Stored data:
>> BEGIN

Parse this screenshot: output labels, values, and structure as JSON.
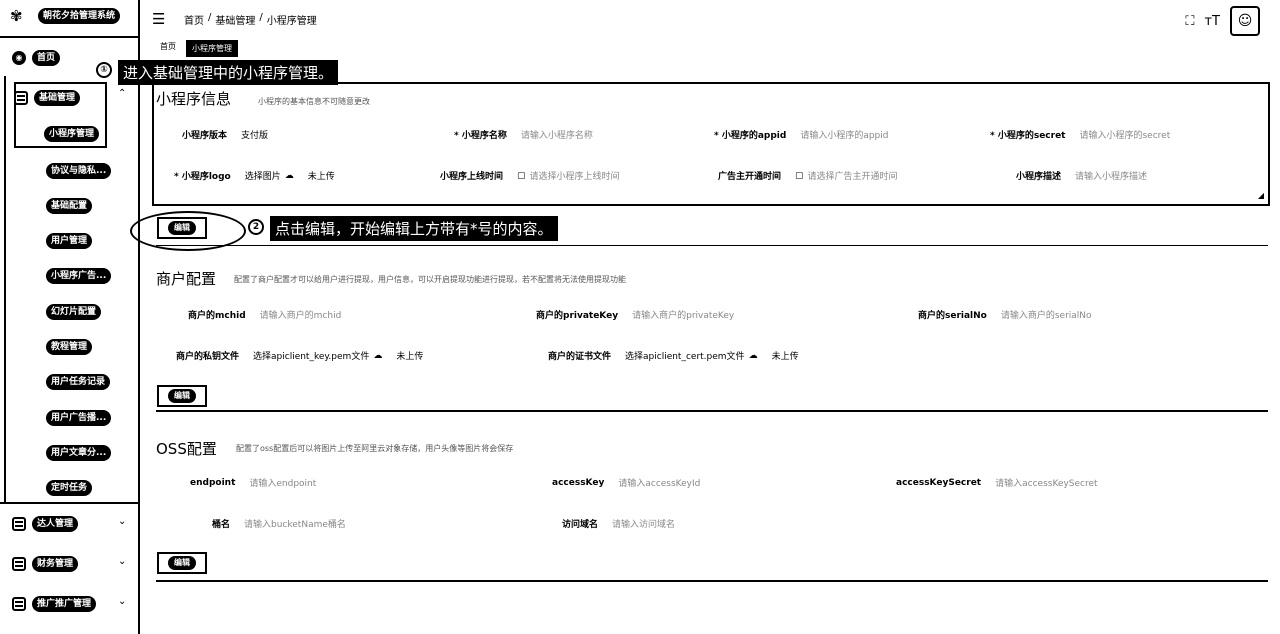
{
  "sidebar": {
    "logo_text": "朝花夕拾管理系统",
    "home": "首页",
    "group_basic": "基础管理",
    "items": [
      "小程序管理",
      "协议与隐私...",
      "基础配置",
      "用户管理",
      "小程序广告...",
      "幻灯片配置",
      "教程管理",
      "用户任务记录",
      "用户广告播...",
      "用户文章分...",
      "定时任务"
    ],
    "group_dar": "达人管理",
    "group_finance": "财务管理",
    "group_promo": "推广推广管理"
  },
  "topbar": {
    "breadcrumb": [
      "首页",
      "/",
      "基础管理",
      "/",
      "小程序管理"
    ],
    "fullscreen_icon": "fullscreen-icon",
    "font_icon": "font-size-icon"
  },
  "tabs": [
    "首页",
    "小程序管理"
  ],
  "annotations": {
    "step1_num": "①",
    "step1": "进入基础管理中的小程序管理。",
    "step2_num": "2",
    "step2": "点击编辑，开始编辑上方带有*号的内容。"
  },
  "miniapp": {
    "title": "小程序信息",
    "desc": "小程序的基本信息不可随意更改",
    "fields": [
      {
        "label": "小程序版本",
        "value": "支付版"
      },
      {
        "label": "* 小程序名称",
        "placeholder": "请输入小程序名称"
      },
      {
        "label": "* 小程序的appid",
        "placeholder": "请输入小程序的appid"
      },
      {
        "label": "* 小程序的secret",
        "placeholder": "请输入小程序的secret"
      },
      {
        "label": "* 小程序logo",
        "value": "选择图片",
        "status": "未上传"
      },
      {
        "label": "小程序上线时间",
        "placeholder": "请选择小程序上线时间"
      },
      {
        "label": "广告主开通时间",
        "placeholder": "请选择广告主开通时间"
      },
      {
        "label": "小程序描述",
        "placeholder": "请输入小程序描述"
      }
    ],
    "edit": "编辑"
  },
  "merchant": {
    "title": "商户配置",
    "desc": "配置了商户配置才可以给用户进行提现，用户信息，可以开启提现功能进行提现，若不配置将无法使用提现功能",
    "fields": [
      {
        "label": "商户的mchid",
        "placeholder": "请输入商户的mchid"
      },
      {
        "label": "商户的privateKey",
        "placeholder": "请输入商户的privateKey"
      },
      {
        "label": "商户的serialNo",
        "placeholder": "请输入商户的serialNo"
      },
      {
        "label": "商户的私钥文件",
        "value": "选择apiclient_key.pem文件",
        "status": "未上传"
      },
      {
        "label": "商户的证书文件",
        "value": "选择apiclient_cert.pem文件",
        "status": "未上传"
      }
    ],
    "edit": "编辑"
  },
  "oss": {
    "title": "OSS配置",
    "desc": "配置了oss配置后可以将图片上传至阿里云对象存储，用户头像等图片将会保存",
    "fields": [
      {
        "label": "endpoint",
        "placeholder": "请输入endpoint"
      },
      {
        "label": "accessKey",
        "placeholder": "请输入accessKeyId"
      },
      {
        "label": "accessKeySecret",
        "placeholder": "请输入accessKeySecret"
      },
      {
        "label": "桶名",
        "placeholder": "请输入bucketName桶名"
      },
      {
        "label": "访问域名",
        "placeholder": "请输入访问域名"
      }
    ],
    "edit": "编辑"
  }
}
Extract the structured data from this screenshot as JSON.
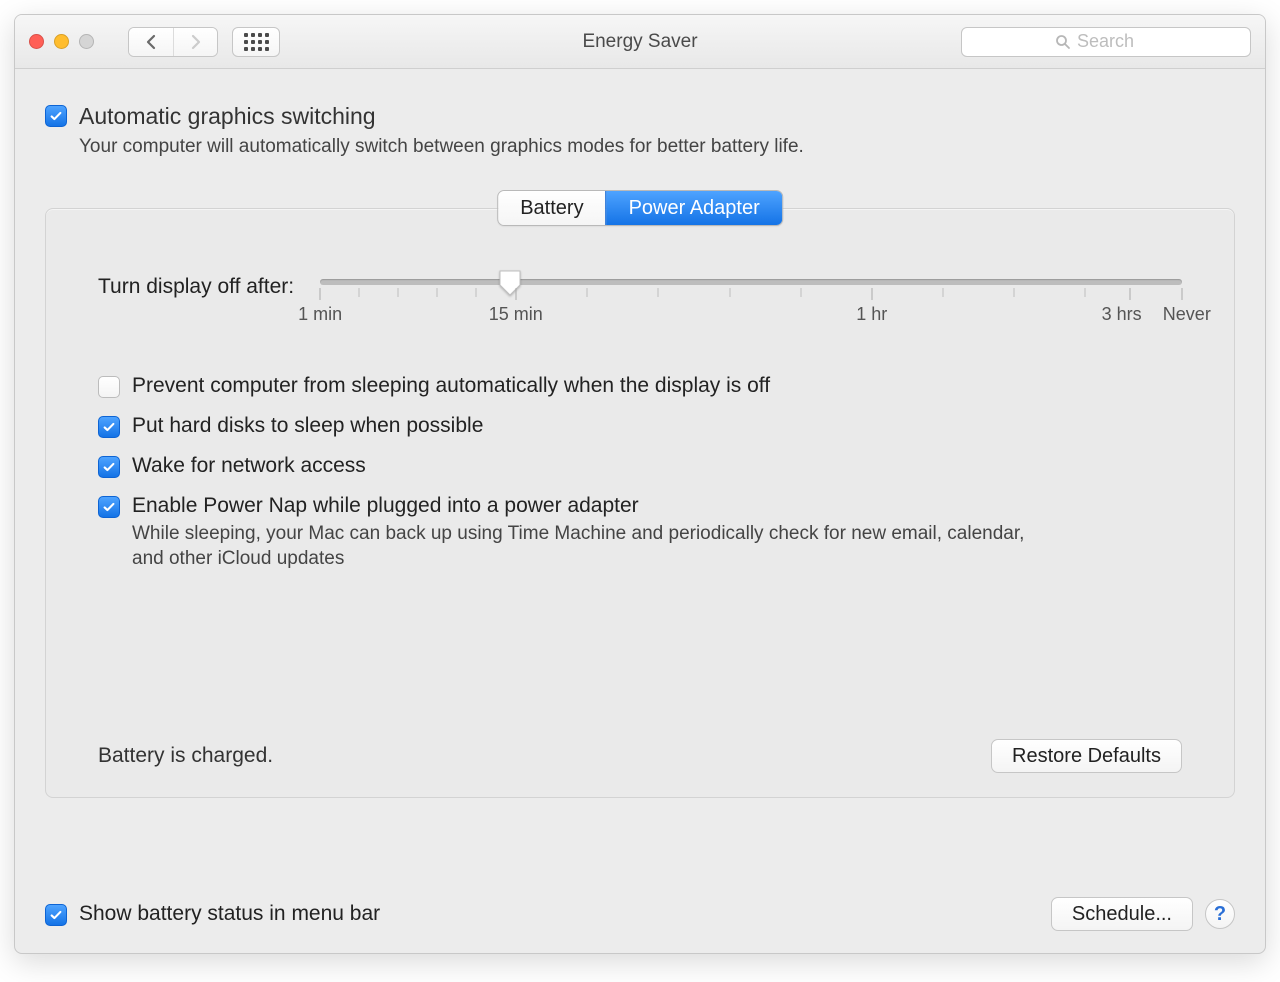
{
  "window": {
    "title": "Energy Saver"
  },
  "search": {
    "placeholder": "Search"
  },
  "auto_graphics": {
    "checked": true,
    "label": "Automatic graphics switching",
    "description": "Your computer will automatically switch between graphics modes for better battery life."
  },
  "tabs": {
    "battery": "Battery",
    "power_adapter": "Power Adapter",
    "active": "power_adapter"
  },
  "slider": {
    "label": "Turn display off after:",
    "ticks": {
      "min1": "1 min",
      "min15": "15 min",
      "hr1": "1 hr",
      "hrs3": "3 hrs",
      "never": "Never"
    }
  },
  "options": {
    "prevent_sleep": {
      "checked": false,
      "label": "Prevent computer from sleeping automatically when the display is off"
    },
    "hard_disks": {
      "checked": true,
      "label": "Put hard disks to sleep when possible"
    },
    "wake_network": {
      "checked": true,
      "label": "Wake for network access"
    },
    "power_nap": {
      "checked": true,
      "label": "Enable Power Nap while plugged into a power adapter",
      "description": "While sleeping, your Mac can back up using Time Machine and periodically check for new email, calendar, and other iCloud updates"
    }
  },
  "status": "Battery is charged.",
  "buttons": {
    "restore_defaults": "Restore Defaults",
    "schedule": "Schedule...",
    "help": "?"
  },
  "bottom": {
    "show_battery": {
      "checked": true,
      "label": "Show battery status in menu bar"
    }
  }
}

>> END

* [TASK PROMPT]
Repeat the data exactly, dropping every picture it holds.

* [REPLY TO THE EXERCISE]
Parse this screenshot: output labels, values, and structure as JSON.
{
  "sidebar": {
    "logo_text": "朝花夕拾管理系统",
    "home": "首页",
    "group_basic": "基础管理",
    "items": [
      "小程序管理",
      "协议与隐私...",
      "基础配置",
      "用户管理",
      "小程序广告...",
      "幻灯片配置",
      "教程管理",
      "用户任务记录",
      "用户广告播...",
      "用户文章分...",
      "定时任务"
    ],
    "group_dar": "达人管理",
    "group_finance": "财务管理",
    "group_promo": "推广推广管理"
  },
  "topbar": {
    "breadcrumb": [
      "首页",
      "/",
      "基础管理",
      "/",
      "小程序管理"
    ],
    "fullscreen_icon": "fullscreen-icon",
    "font_icon": "font-size-icon"
  },
  "tabs": [
    "首页",
    "小程序管理"
  ],
  "annotations": {
    "step1_num": "①",
    "step1": "进入基础管理中的小程序管理。",
    "step2_num": "2",
    "step2": "点击编辑，开始编辑上方带有*号的内容。"
  },
  "miniapp": {
    "title": "小程序信息",
    "desc": "小程序的基本信息不可随意更改",
    "fields": [
      {
        "label": "小程序版本",
        "value": "支付版"
      },
      {
        "label": "* 小程序名称",
        "placeholder": "请输入小程序名称"
      },
      {
        "label": "* 小程序的appid",
        "placeholder": "请输入小程序的appid"
      },
      {
        "label": "* 小程序的secret",
        "placeholder": "请输入小程序的secret"
      },
      {
        "label": "* 小程序logo",
        "value": "选择图片",
        "status": "未上传"
      },
      {
        "label": "小程序上线时间",
        "placeholder": "请选择小程序上线时间"
      },
      {
        "label": "广告主开通时间",
        "placeholder": "请选择广告主开通时间"
      },
      {
        "label": "小程序描述",
        "placeholder": "请输入小程序描述"
      }
    ],
    "edit": "编辑"
  },
  "merchant": {
    "title": "商户配置",
    "desc": "配置了商户配置才可以给用户进行提现，用户信息，可以开启提现功能进行提现，若不配置将无法使用提现功能",
    "fields": [
      {
        "label": "商户的mchid",
        "placeholder": "请输入商户的mchid"
      },
      {
        "label": "商户的privateKey",
        "placeholder": "请输入商户的privateKey"
      },
      {
        "label": "商户的serialNo",
        "placeholder": "请输入商户的serialNo"
      },
      {
        "label": "商户的私钥文件",
        "value": "选择apiclient_key.pem文件",
        "status": "未上传"
      },
      {
        "label": "商户的证书文件",
        "value": "选择apiclient_cert.pem文件",
        "status": "未上传"
      }
    ],
    "edit": "编辑"
  },
  "oss": {
    "title": "OSS配置",
    "desc": "配置了oss配置后可以将图片上传至阿里云对象存储，用户头像等图片将会保存",
    "fields": [
      {
        "label": "endpoint",
        "placeholder": "请输入endpoint"
      },
      {
        "label": "accessKey",
        "placeholder": "请输入accessKeyId"
      },
      {
        "label": "accessKeySecret",
        "placeholder": "请输入accessKeySecret"
      },
      {
        "label": "桶名",
        "placeholder": "请输入bucketName桶名"
      },
      {
        "label": "访问域名",
        "placeholder": "请输入访问域名"
      }
    ],
    "edit": "编辑"
  }
}
Extract the structured data from this screenshot as JSON.
{
  "window": {
    "title": "Energy Saver"
  },
  "search": {
    "placeholder": "Search"
  },
  "auto_graphics": {
    "checked": true,
    "label": "Automatic graphics switching",
    "description": "Your computer will automatically switch between graphics modes for better battery life."
  },
  "tabs": {
    "battery": "Battery",
    "power_adapter": "Power Adapter",
    "active": "power_adapter"
  },
  "slider": {
    "label": "Turn display off after:",
    "ticks": {
      "min1": "1 min",
      "min15": "15 min",
      "hr1": "1 hr",
      "hrs3": "3 hrs",
      "never": "Never"
    }
  },
  "options": {
    "prevent_sleep": {
      "checked": false,
      "label": "Prevent computer from sleeping automatically when the display is off"
    },
    "hard_disks": {
      "checked": true,
      "label": "Put hard disks to sleep when possible"
    },
    "wake_network": {
      "checked": true,
      "label": "Wake for network access"
    },
    "power_nap": {
      "checked": true,
      "label": "Enable Power Nap while plugged into a power adapter",
      "description": "While sleeping, your Mac can back up using Time Machine and periodically check for new email, calendar, and other iCloud updates"
    }
  },
  "status": "Battery is charged.",
  "buttons": {
    "restore_defaults": "Restore Defaults",
    "schedule": "Schedule...",
    "help": "?"
  },
  "bottom": {
    "show_battery": {
      "checked": true,
      "label": "Show battery status in menu bar"
    }
  }
}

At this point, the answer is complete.